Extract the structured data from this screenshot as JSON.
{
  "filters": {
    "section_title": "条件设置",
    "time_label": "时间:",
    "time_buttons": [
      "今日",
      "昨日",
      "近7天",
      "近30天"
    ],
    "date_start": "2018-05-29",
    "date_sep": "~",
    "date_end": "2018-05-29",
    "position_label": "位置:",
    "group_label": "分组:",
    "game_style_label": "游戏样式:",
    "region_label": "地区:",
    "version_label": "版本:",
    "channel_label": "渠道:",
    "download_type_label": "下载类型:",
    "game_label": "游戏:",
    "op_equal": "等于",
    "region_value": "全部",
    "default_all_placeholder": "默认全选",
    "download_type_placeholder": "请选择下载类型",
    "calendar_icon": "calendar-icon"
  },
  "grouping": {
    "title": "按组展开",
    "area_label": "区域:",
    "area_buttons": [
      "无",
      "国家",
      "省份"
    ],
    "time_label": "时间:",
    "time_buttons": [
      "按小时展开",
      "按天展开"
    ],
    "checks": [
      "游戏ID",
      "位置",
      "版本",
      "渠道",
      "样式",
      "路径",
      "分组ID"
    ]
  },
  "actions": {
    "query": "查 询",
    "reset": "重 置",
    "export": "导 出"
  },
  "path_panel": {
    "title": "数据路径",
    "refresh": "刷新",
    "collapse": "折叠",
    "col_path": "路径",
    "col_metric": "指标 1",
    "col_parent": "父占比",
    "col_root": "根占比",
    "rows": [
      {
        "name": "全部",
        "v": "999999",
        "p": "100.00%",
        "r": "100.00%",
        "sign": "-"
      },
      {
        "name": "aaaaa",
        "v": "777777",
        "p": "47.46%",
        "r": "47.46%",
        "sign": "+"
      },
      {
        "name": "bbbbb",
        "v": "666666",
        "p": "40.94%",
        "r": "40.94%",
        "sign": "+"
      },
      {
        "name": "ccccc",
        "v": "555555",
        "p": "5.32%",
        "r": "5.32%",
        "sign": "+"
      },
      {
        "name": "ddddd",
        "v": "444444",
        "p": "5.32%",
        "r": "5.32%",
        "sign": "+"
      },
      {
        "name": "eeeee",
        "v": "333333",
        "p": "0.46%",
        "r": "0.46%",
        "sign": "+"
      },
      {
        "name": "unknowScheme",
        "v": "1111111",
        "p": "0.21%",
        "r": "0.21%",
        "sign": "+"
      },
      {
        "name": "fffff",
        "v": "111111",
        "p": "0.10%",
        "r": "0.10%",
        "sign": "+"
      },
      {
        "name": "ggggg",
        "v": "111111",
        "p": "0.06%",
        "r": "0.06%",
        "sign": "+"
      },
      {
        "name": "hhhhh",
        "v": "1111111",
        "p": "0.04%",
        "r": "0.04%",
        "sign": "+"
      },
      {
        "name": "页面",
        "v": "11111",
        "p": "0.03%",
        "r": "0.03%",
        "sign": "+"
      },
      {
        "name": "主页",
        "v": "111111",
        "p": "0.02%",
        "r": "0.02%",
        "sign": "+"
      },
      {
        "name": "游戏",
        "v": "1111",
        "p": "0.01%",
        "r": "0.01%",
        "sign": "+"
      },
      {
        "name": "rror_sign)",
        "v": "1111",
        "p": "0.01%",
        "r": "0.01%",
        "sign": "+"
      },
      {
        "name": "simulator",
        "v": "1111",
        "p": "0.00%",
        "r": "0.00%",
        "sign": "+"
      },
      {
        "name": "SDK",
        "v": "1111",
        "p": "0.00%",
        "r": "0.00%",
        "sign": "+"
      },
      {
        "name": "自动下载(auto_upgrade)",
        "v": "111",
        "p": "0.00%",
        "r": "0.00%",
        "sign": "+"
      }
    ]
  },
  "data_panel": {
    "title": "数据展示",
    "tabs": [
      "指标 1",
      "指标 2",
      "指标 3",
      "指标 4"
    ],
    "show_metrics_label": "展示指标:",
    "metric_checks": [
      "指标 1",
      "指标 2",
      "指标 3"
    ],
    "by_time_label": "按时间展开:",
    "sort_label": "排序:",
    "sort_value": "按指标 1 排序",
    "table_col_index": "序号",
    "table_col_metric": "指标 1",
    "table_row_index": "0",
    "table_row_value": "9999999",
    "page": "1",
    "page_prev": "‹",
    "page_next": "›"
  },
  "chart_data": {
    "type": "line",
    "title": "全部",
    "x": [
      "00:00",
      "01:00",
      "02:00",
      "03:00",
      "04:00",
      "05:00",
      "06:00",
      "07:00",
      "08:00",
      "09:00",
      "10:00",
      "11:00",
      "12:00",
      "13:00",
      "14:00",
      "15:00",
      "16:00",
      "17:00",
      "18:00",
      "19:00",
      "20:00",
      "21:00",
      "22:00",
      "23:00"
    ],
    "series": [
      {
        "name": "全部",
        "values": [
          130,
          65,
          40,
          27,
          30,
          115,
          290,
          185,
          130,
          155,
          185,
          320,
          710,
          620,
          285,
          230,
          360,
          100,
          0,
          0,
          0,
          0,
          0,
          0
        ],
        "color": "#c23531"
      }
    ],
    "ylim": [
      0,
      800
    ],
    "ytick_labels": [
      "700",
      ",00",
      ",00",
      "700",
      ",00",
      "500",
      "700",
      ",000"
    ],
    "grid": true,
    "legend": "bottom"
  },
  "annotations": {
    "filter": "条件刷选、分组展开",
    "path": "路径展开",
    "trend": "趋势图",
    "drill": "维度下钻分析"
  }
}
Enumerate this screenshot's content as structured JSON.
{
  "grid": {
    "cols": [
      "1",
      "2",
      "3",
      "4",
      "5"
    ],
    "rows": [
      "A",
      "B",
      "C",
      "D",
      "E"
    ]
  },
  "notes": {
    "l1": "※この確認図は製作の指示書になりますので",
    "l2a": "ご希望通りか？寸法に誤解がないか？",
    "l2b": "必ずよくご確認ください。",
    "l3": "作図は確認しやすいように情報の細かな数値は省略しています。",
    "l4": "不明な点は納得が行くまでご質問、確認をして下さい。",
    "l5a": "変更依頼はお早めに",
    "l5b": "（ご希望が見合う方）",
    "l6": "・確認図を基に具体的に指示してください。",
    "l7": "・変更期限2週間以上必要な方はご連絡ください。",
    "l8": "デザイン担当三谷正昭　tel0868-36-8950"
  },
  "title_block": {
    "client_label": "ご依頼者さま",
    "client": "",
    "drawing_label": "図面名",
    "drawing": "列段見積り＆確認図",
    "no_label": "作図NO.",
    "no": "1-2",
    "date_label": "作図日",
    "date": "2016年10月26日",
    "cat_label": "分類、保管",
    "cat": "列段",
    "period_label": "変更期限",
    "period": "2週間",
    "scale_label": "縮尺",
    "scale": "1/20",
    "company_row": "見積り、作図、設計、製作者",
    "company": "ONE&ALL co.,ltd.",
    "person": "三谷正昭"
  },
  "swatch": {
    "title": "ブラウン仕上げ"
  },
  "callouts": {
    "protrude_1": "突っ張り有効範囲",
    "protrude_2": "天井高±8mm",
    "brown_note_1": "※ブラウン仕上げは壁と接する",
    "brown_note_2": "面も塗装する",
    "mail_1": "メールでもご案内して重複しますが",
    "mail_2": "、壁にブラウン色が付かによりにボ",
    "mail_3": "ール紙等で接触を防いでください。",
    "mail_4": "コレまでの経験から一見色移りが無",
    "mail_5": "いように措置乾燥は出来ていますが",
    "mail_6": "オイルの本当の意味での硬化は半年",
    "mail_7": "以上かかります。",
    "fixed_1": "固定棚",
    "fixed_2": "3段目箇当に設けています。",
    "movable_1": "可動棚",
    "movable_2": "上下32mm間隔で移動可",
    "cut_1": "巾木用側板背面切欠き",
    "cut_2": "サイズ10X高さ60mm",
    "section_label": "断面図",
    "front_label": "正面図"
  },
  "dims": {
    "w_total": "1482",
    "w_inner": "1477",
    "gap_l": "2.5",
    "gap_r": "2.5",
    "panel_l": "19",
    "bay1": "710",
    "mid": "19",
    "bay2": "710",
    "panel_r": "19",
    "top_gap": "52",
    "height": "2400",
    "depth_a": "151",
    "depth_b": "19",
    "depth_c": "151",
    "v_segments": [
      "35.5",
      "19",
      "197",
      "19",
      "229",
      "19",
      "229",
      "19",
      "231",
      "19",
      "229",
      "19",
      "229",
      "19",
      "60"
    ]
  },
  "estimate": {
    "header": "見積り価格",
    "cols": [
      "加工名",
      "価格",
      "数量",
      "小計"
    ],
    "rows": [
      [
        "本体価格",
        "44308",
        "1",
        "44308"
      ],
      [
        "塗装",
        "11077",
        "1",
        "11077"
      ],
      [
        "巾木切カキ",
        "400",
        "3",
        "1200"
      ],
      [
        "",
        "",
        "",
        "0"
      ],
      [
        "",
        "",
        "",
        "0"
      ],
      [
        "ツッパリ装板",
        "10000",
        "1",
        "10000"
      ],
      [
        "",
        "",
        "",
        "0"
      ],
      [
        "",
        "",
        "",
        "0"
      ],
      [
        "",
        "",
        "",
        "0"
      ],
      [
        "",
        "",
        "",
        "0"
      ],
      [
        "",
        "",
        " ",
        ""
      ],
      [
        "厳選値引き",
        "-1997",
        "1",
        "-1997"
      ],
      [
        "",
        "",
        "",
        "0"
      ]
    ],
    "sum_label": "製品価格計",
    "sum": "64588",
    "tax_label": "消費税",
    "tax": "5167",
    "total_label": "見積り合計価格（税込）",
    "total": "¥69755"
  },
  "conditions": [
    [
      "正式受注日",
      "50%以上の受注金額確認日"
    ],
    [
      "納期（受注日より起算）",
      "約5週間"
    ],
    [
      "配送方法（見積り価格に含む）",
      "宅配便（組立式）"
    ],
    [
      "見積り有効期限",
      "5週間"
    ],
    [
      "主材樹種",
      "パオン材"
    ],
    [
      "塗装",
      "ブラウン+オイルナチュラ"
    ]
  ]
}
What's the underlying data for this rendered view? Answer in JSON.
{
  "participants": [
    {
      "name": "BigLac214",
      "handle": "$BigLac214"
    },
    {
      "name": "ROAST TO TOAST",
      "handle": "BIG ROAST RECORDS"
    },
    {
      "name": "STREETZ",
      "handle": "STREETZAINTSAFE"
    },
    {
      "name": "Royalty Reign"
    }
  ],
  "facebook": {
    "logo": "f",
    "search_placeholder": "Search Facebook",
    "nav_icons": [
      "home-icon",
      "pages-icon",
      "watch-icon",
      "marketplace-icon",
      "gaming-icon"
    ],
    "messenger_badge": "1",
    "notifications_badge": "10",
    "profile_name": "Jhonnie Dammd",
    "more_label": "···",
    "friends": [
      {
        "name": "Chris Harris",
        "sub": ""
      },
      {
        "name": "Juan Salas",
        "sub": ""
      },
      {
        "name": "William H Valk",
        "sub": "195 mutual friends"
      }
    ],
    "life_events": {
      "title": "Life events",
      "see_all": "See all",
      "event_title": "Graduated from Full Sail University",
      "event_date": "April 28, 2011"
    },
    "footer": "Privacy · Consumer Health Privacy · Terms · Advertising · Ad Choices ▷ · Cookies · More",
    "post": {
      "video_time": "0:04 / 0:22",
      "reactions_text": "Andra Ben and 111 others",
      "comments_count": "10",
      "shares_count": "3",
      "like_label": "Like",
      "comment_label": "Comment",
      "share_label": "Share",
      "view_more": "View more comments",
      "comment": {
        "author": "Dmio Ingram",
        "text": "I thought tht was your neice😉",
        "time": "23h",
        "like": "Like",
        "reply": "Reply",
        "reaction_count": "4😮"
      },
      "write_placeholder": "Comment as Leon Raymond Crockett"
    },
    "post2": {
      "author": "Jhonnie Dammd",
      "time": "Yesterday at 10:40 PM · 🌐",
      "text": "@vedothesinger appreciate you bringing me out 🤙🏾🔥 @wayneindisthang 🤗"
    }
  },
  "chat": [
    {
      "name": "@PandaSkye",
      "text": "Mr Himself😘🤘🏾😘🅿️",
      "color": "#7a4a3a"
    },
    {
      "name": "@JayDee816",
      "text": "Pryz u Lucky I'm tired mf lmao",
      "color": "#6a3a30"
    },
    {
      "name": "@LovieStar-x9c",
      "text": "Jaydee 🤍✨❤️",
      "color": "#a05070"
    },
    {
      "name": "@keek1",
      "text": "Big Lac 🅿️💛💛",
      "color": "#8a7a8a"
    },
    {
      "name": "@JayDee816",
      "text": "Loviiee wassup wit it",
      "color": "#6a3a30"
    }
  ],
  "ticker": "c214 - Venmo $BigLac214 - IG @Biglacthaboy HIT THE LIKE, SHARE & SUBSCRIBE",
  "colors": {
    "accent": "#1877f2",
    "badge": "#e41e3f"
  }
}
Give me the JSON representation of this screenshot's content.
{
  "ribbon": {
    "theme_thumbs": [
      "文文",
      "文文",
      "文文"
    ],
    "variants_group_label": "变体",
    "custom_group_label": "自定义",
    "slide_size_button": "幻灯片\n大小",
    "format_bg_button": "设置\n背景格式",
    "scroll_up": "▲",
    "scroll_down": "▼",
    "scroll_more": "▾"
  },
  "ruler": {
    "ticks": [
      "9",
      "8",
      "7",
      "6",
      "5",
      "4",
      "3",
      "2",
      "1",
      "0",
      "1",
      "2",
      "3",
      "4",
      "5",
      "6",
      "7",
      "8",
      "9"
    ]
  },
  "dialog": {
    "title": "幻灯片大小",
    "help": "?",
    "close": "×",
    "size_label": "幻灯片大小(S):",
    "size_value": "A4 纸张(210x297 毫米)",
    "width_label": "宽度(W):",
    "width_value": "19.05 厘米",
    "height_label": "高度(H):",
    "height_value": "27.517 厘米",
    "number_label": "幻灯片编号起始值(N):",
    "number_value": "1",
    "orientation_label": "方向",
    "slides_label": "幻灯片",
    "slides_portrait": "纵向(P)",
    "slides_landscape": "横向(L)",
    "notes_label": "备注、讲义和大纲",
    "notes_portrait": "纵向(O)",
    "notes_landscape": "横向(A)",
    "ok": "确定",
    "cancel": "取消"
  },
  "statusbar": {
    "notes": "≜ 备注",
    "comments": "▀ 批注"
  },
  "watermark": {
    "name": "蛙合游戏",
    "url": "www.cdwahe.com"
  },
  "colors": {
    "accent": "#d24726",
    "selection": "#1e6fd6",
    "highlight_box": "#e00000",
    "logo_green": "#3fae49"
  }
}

__Task to carry out__: Give only the count of lines in the data that include the string "ROAST".

__Problem solution__: 2